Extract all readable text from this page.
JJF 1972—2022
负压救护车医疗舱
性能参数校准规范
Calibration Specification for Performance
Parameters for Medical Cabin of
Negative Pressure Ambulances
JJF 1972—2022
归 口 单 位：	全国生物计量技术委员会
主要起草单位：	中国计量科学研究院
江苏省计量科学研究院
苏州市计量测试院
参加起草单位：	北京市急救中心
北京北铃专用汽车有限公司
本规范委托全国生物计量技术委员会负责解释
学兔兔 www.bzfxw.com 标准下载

> _What is needed_:
Above are some records. Print them all exactly.

> _Output for this exercise_:
Extract all readable text from this page.
JJF 1972—2022
负压救护车医疗舱
性能参数校准规范
Calibration Specification for Performance
Parameters for Medical Cabin of
Negative Pressure Ambulances
JJF 1972—2022
归 口 单 位：	全国生物计量技术委员会
主要起草单位：	中国计量科学研究院
江苏省计量科学研究院
苏州市计量测试院
参加起草单位：	北京市急救中心
北京北铃专用汽车有限公司
本规范委托全国生物计量技术委员会负责解释
学兔兔 www.bzfxw.com 标准下载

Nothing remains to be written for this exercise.